#### SUPPLIED MATERIAL

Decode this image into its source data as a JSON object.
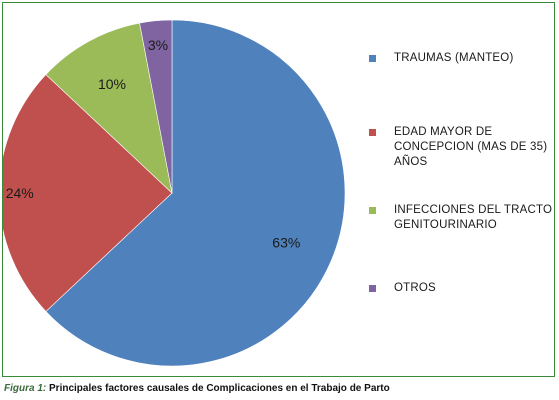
{
  "chart_data": {
    "type": "pie",
    "categories": [
      "TRAUMAS (MANTEO)",
      "EDAD MAYOR DE\nCONCEPCION (MAS DE 35)\nAÑOS",
      "INFECCIONES DEL TRACTO\nGENITOURINARIO",
      "OTROS"
    ],
    "values": [
      63,
      24,
      10,
      3
    ],
    "data_labels": [
      "63%",
      "24%",
      "10%",
      "3%"
    ],
    "colors": [
      "#4f81bd",
      "#c0504d",
      "#9bbb59",
      "#8064a2"
    ],
    "legend_position": "right",
    "start_angle": "12 o'clock, clockwise"
  },
  "caption": {
    "prefix": "Figura 1:",
    "text": " Principales factores causales de Complicaciones en el Trabajo de Parto"
  }
}
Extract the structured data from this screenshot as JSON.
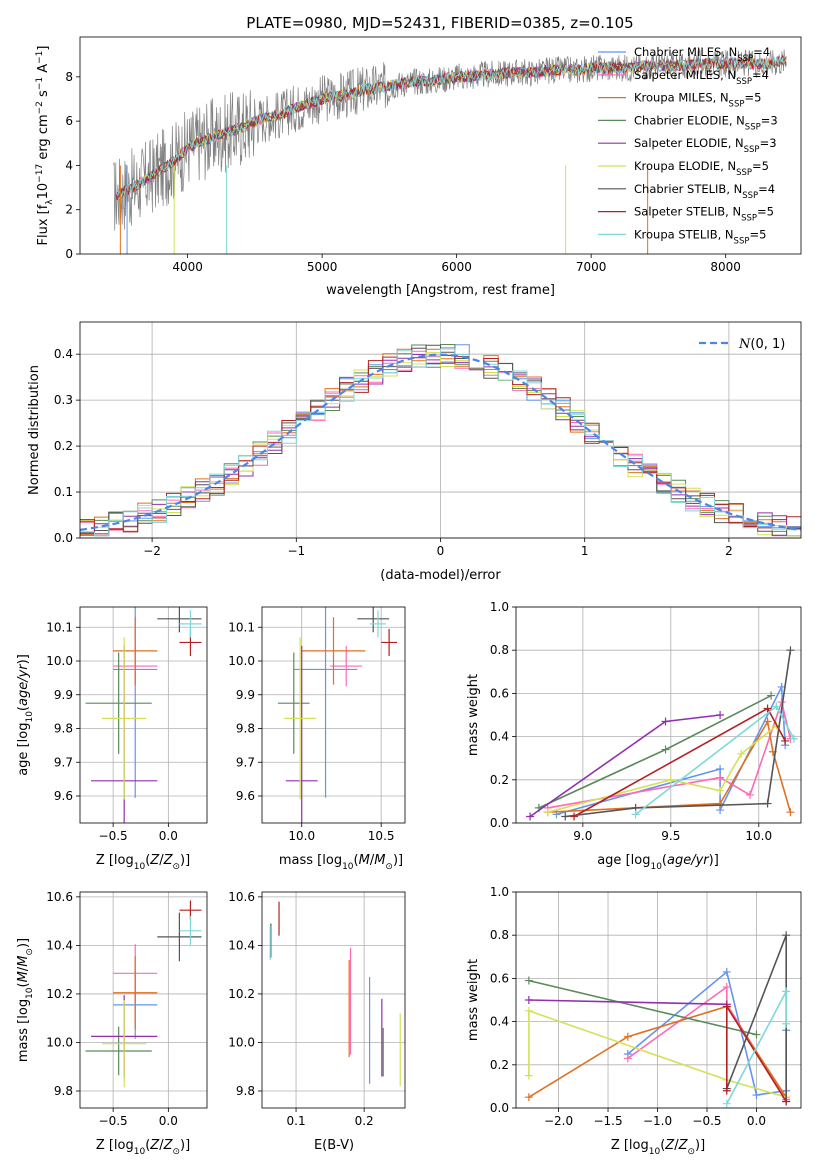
{
  "figure_title": "PLATE=0980, MJD=52431, FIBERID=0385, z=0.105",
  "colors": {
    "ch_miles": "#6495ed",
    "sa_miles": "#ff69b4",
    "kr_miles": "#e07020",
    "ch_elodie": "#5a8a5a",
    "sa_elodie": "#9030b0",
    "kr_elodie": "#d4e157",
    "ch_stelib": "#555555",
    "sa_stelib": "#b22222",
    "kr_stelib": "#7fd8d8"
  },
  "chart_data": [
    {
      "id": "spectrum",
      "type": "line",
      "title": "PLATE=0980, MJD=52431, FIBERID=0385, z=0.105",
      "xlabel": "wavelength [Angstrom, rest frame]",
      "ylabel_main": "Flux [f",
      "ylabel_sub": "λ",
      "ylabel_rest": "10",
      "ylabel_exp": "−17",
      "ylabel_tail": " erg cm",
      "ylabel_tail_exp": "−2",
      "ylabel_tail2": " s",
      "ylabel_tail2_exp": "−1",
      "ylabel_tail3": " A",
      "ylabel_tail3_exp": "−1",
      "ylabel_end": "]",
      "xlim": [
        3200,
        8560
      ],
      "ylim": [
        0,
        9.8
      ],
      "xticks": [
        4000,
        5000,
        6000,
        7000,
        8000
      ],
      "yticks": [
        0,
        2,
        4,
        6,
        8
      ],
      "spectrum_points": [
        [
          3450,
          2.6
        ],
        [
          3600,
          3.0
        ],
        [
          3700,
          3.4
        ],
        [
          3800,
          3.8
        ],
        [
          3900,
          4.2
        ],
        [
          4000,
          4.8
        ],
        [
          4100,
          5.1
        ],
        [
          4200,
          5.3
        ],
        [
          4300,
          5.5
        ],
        [
          4400,
          5.7
        ],
        [
          4500,
          6.0
        ],
        [
          4600,
          6.2
        ],
        [
          4700,
          6.3
        ],
        [
          4800,
          6.6
        ],
        [
          4900,
          6.8
        ],
        [
          5000,
          7.0
        ],
        [
          5100,
          7.1
        ],
        [
          5200,
          7.2
        ],
        [
          5300,
          7.4
        ],
        [
          5400,
          7.5
        ],
        [
          5500,
          7.6
        ],
        [
          5600,
          7.7
        ],
        [
          5700,
          7.8
        ],
        [
          5800,
          7.8
        ],
        [
          5900,
          7.9
        ],
        [
          6000,
          8.0
        ],
        [
          6100,
          8.0
        ],
        [
          6200,
          8.1
        ],
        [
          6300,
          8.1
        ],
        [
          6400,
          8.2
        ],
        [
          6500,
          8.2
        ],
        [
          6600,
          8.2
        ],
        [
          6700,
          8.3
        ],
        [
          6800,
          8.3
        ],
        [
          6900,
          8.3
        ],
        [
          7000,
          8.4
        ],
        [
          7100,
          8.4
        ],
        [
          7200,
          8.4
        ],
        [
          7300,
          8.4
        ],
        [
          7400,
          8.5
        ],
        [
          7500,
          8.5
        ],
        [
          7600,
          8.5
        ],
        [
          7700,
          8.5
        ],
        [
          7800,
          8.6
        ],
        [
          7900,
          8.6
        ],
        [
          8000,
          8.6
        ],
        [
          8100,
          8.6
        ],
        [
          8200,
          8.6
        ],
        [
          8300,
          8.6
        ],
        [
          8400,
          8.7
        ],
        [
          8500,
          8.7
        ]
      ],
      "legend": [
        {
          "label": "Chabrier MILES, N",
          "sub": "SSP",
          "rest": "=4",
          "color": "ch_miles"
        },
        {
          "label": "Salpeter MILES, N",
          "sub": "SSP",
          "rest": "=4",
          "color": "sa_miles"
        },
        {
          "label": "Kroupa MILES, N",
          "sub": "SSP",
          "rest": "=5",
          "color": "kr_miles"
        },
        {
          "label": "Chabrier ELODIE, N",
          "sub": "SSP",
          "rest": "=3",
          "color": "ch_elodie"
        },
        {
          "label": "Salpeter ELODIE, N",
          "sub": "SSP",
          "rest": "=3",
          "color": "sa_elodie"
        },
        {
          "label": "Kroupa ELODIE, N",
          "sub": "SSP",
          "rest": "=5",
          "color": "kr_elodie"
        },
        {
          "label": "Chabrier STELIB, N",
          "sub": "SSP",
          "rest": "=4",
          "color": "ch_stelib"
        },
        {
          "label": "Salpeter STELIB, N",
          "sub": "SSP",
          "rest": "=5",
          "color": "sa_stelib"
        },
        {
          "label": "Kroupa STELIB, N",
          "sub": "SSP",
          "rest": "=5",
          "color": "kr_stelib"
        }
      ]
    },
    {
      "id": "residuals",
      "type": "histogram",
      "xlabel": "(data-model)/error",
      "ylabel": "Normed distribution",
      "xlim": [
        -2.5,
        2.5
      ],
      "ylim": [
        0,
        0.47
      ],
      "xticks": [
        -2,
        -1,
        0,
        1,
        2
      ],
      "xtick_labels": [
        "−2",
        "−1",
        "0",
        "1",
        "2"
      ],
      "yticks": [
        0.0,
        0.1,
        0.2,
        0.3,
        0.4
      ],
      "ytick_labels": [
        "0.0",
        "0.1",
        "0.2",
        "0.3",
        "0.4"
      ],
      "legend_label": "N(0,1)",
      "bin_width": 0.1
    },
    {
      "id": "age_vs_z",
      "type": "errorbar",
      "xlabel": "Z [log",
      "ylabel": "age  [log",
      "xlim": [
        -0.8,
        0.35
      ],
      "ylim": [
        9.52,
        10.16
      ],
      "xticks": [
        -0.5,
        0.0
      ],
      "xtick_labels": [
        "−0.5",
        "0.0"
      ],
      "yticks": [
        9.6,
        9.7,
        9.8,
        9.9,
        10.0,
        10.1
      ],
      "ytick_labels": [
        "9.6",
        "9.7",
        "9.8",
        "9.9",
        "10.0",
        "10.1"
      ],
      "points": [
        {
          "c": "ch_miles",
          "x": -0.3,
          "xe": 0.2,
          "y": 9.975,
          "ye": 0.38
        },
        {
          "c": "sa_miles",
          "x": -0.3,
          "xe": 0.2,
          "y": 9.985,
          "ye": 0.06
        },
        {
          "c": "kr_miles",
          "x": -0.3,
          "xe": 0.2,
          "y": 10.03,
          "ye": 0.1
        },
        {
          "c": "ch_elodie",
          "x": -0.45,
          "xe": 0.3,
          "y": 9.875,
          "ye": 0.15
        },
        {
          "c": "sa_elodie",
          "x": -0.4,
          "xe": 0.3,
          "y": 9.645,
          "ye": 0.4
        },
        {
          "c": "kr_elodie",
          "x": -0.4,
          "xe": 0.2,
          "y": 9.83,
          "ye": 0.24
        },
        {
          "c": "ch_stelib",
          "x": 0.1,
          "xe": 0.2,
          "y": 10.125,
          "ye": 0.04
        },
        {
          "c": "sa_stelib",
          "x": 0.2,
          "xe": 0.1,
          "y": 10.055,
          "ye": 0.04
        },
        {
          "c": "kr_stelib",
          "x": 0.2,
          "xe": 0.1,
          "y": 10.11,
          "ye": 0.04
        }
      ]
    },
    {
      "id": "age_vs_mass",
      "type": "errorbar",
      "xlabel": "mass [log",
      "xlim": [
        9.75,
        10.65
      ],
      "ylim": [
        9.52,
        10.16
      ],
      "xticks": [
        10.0,
        10.5
      ],
      "xtick_labels": [
        "10.0",
        "10.5"
      ],
      "yticks": [
        9.6,
        9.7,
        9.8,
        9.9,
        10.0,
        10.1
      ],
      "ytick_labels": [
        "9.6",
        "9.7",
        "9.8",
        "9.9",
        "10.0",
        "10.1"
      ],
      "points": [
        {
          "c": "ch_miles",
          "x": 10.15,
          "xe": 0.2,
          "y": 9.975,
          "ye": 0.38
        },
        {
          "c": "sa_miles",
          "x": 10.28,
          "xe": 0.1,
          "y": 9.985,
          "ye": 0.06
        },
        {
          "c": "kr_miles",
          "x": 10.2,
          "xe": 0.2,
          "y": 10.03,
          "ye": 0.1
        },
        {
          "c": "ch_elodie",
          "x": 9.95,
          "xe": 0.1,
          "y": 9.875,
          "ye": 0.15
        },
        {
          "c": "sa_elodie",
          "x": 10.0,
          "xe": 0.1,
          "y": 9.645,
          "ye": 0.4
        },
        {
          "c": "kr_elodie",
          "x": 9.99,
          "xe": 0.1,
          "y": 9.83,
          "ye": 0.24
        },
        {
          "c": "ch_stelib",
          "x": 10.45,
          "xe": 0.1,
          "y": 10.125,
          "ye": 0.04
        },
        {
          "c": "sa_stelib",
          "x": 10.55,
          "xe": 0.05,
          "y": 10.055,
          "ye": 0.04
        },
        {
          "c": "kr_stelib",
          "x": 10.48,
          "xe": 0.05,
          "y": 10.11,
          "ye": 0.04
        }
      ]
    },
    {
      "id": "weight_vs_age",
      "type": "line",
      "xlabel": "age  [log",
      "ylabel": "mass weight",
      "xlim": [
        8.62,
        10.24
      ],
      "ylim": [
        0,
        1.0
      ],
      "xticks": [
        9.0,
        9.5,
        10.0
      ],
      "xtick_labels": [
        "9.0",
        "9.5",
        "10.0"
      ],
      "yticks": [
        0.0,
        0.2,
        0.4,
        0.6,
        0.8,
        1.0
      ],
      "ytick_labels": [
        "0.0",
        "0.2",
        "0.4",
        "0.6",
        "0.8",
        "1.0"
      ],
      "series": [
        {
          "c": "ch_miles",
          "pts": [
            [
              8.85,
              0.04
            ],
            [
              9.78,
              0.25
            ],
            [
              9.78,
              0.06
            ],
            [
              10.13,
              0.63
            ],
            [
              10.15,
              0.36
            ]
          ]
        },
        {
          "c": "sa_miles",
          "pts": [
            [
              8.8,
              0.07
            ],
            [
              9.78,
              0.21
            ],
            [
              9.95,
              0.13
            ],
            [
              10.13,
              0.56
            ],
            [
              10.18,
              0.39
            ]
          ]
        },
        {
          "c": "kr_miles",
          "pts": [
            [
              8.8,
              0.05
            ],
            [
              9.78,
              0.09
            ],
            [
              10.05,
              0.47
            ],
            [
              10.08,
              0.33
            ],
            [
              10.18,
              0.05
            ]
          ]
        },
        {
          "c": "ch_elodie",
          "pts": [
            [
              8.75,
              0.07
            ],
            [
              9.47,
              0.34
            ],
            [
              10.07,
              0.59
            ]
          ]
        },
        {
          "c": "sa_elodie",
          "pts": [
            [
              8.7,
              0.03
            ],
            [
              9.47,
              0.47
            ],
            [
              9.78,
              0.5
            ]
          ]
        },
        {
          "c": "kr_elodie",
          "pts": [
            [
              8.8,
              0.05
            ],
            [
              9.5,
              0.2
            ],
            [
              9.78,
              0.15
            ],
            [
              9.9,
              0.32
            ],
            [
              10.1,
              0.45
            ]
          ]
        },
        {
          "c": "ch_stelib",
          "pts": [
            [
              8.9,
              0.03
            ],
            [
              9.3,
              0.07
            ],
            [
              10.05,
              0.09
            ],
            [
              10.18,
              0.8
            ]
          ]
        },
        {
          "c": "sa_stelib",
          "pts": [
            [
              8.95,
              0.03
            ],
            [
              10.05,
              0.53
            ],
            [
              10.15,
              0.38
            ]
          ]
        },
        {
          "c": "kr_stelib",
          "pts": [
            [
              9.3,
              0.04
            ],
            [
              10.1,
              0.54
            ],
            [
              10.2,
              0.39
            ]
          ]
        }
      ]
    },
    {
      "id": "mass_vs_z",
      "type": "errorbar",
      "xlabel": "Z [log",
      "ylabel": "mass [log",
      "xlim": [
        -0.8,
        0.35
      ],
      "ylim": [
        9.73,
        10.62
      ],
      "xticks": [
        -0.5,
        0.0
      ],
      "xtick_labels": [
        "−0.5",
        "0.0"
      ],
      "yticks": [
        9.8,
        10.0,
        10.2,
        10.4,
        10.6
      ],
      "ytick_labels": [
        "9.8",
        "10.0",
        "10.2",
        "10.4",
        "10.6"
      ],
      "points": [
        {
          "c": "ch_miles",
          "x": -0.3,
          "xe": 0.2,
          "y": 10.155,
          "ye": 0.14
        },
        {
          "c": "sa_miles",
          "x": -0.3,
          "xe": 0.2,
          "y": 10.285,
          "ye": 0.12
        },
        {
          "c": "kr_miles",
          "x": -0.3,
          "xe": 0.2,
          "y": 10.205,
          "ye": 0.15
        },
        {
          "c": "ch_elodie",
          "x": -0.45,
          "xe": 0.3,
          "y": 9.965,
          "ye": 0.1
        },
        {
          "c": "sa_elodie",
          "x": -0.4,
          "xe": 0.3,
          "y": 10.025,
          "ye": 0.17
        },
        {
          "c": "kr_elodie",
          "x": -0.4,
          "xe": 0.2,
          "y": 9.995,
          "ye": 0.18
        },
        {
          "c": "ch_stelib",
          "x": 0.1,
          "xe": 0.2,
          "y": 10.435,
          "ye": 0.1
        },
        {
          "c": "sa_stelib",
          "x": 0.2,
          "xe": 0.1,
          "y": 10.545,
          "ye": 0.04
        },
        {
          "c": "kr_stelib",
          "x": 0.2,
          "xe": 0.1,
          "y": 10.46,
          "ye": 0.06
        }
      ]
    },
    {
      "id": "mass_vs_ebv",
      "type": "errorbar",
      "xlabel": "E(B-V)",
      "xlim": [
        0.05,
        0.26
      ],
      "ylim": [
        9.73,
        10.62
      ],
      "xticks": [
        0.1,
        0.2
      ],
      "xtick_labels": [
        "0.1",
        "0.2"
      ],
      "yticks": [
        9.8,
        10.0,
        10.2,
        10.4,
        10.6
      ],
      "ytick_labels": [
        "9.8",
        "10.0",
        "10.2",
        "10.4",
        "10.6"
      ],
      "points": [
        {
          "c": "ch_miles",
          "x": 0.208,
          "y": 10.05,
          "ye": 0.22
        },
        {
          "c": "sa_miles",
          "x": 0.18,
          "y": 10.17,
          "ye": 0.22
        },
        {
          "c": "kr_miles",
          "x": 0.178,
          "y": 10.14,
          "ye": 0.2
        },
        {
          "c": "ch_elodie",
          "x": 0.228,
          "y": 9.96,
          "ye": 0.1
        },
        {
          "c": "sa_elodie",
          "x": 0.226,
          "y": 10.02,
          "ye": 0.16
        },
        {
          "c": "kr_elodie",
          "x": 0.253,
          "y": 9.97,
          "ye": 0.15
        },
        {
          "c": "ch_stelib",
          "x": 0.063,
          "y": 10.42,
          "ye": 0.07
        },
        {
          "c": "sa_stelib",
          "x": 0.075,
          "y": 10.51,
          "ye": 0.07
        },
        {
          "c": "kr_stelib",
          "x": 0.062,
          "y": 10.41,
          "ye": 0.07
        }
      ]
    },
    {
      "id": "weight_vs_z",
      "type": "line",
      "xlabel": "Z [log",
      "ylabel": "mass weight",
      "xlim": [
        -2.43,
        0.45
      ],
      "ylim": [
        0,
        1.0
      ],
      "xticks": [
        -2.0,
        -1.5,
        -1.0,
        -0.5,
        0.0
      ],
      "xtick_labels": [
        "−2.0",
        "−1.5",
        "−1.0",
        "−0.5",
        "0.0"
      ],
      "yticks": [
        0.0,
        0.2,
        0.4,
        0.6,
        0.8,
        1.0
      ],
      "ytick_labels": [
        "0.0",
        "0.2",
        "0.4",
        "0.6",
        "0.8",
        "1.0"
      ],
      "series": [
        {
          "c": "ch_miles",
          "pts": [
            [
              -1.3,
              0.25
            ],
            [
              -0.3,
              0.63
            ],
            [
              0.0,
              0.06
            ],
            [
              0.3,
              0.08
            ],
            [
              0.3,
              0.36
            ]
          ]
        },
        {
          "c": "sa_miles",
          "pts": [
            [
              -1.3,
              0.23
            ],
            [
              -0.3,
              0.56
            ],
            [
              -0.3,
              0.48
            ],
            [
              0.3,
              0.04
            ]
          ]
        },
        {
          "c": "kr_miles",
          "pts": [
            [
              -2.3,
              0.05
            ],
            [
              -1.3,
              0.33
            ],
            [
              -0.3,
              0.47
            ],
            [
              0.3,
              0.05
            ]
          ]
        },
        {
          "c": "ch_elodie",
          "pts": [
            [
              -2.3,
              0.59
            ],
            [
              0.0,
              0.34
            ]
          ]
        },
        {
          "c": "sa_elodie",
          "pts": [
            [
              -2.3,
              0.5
            ],
            [
              -0.3,
              0.48
            ]
          ]
        },
        {
          "c": "kr_elodie",
          "pts": [
            [
              -2.3,
              0.15
            ],
            [
              -2.3,
              0.45
            ],
            [
              -0.3,
              0.13
            ],
            [
              0.3,
              0.05
            ]
          ]
        },
        {
          "c": "ch_stelib",
          "pts": [
            [
              -0.3,
              0.09
            ],
            [
              0.3,
              0.8
            ],
            [
              0.3,
              0.03
            ]
          ]
        },
        {
          "c": "sa_stelib",
          "pts": [
            [
              -0.3,
              0.08
            ],
            [
              -0.3,
              0.47
            ],
            [
              0.3,
              0.03
            ]
          ]
        },
        {
          "c": "kr_stelib",
          "pts": [
            [
              -0.3,
              0.02
            ],
            [
              0.3,
              0.54
            ],
            [
              0.3,
              0.39
            ]
          ]
        }
      ]
    }
  ]
}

########

YOUR GOAL - Go through the listing above and pull out each line containing the word "Kroupa".

SOLUTION TO THE PROBLEM -
          "label": "Kroupa MILES, N",
          "label": "Kroupa ELODIE, N",
          "label": "Kroupa STELIB, N",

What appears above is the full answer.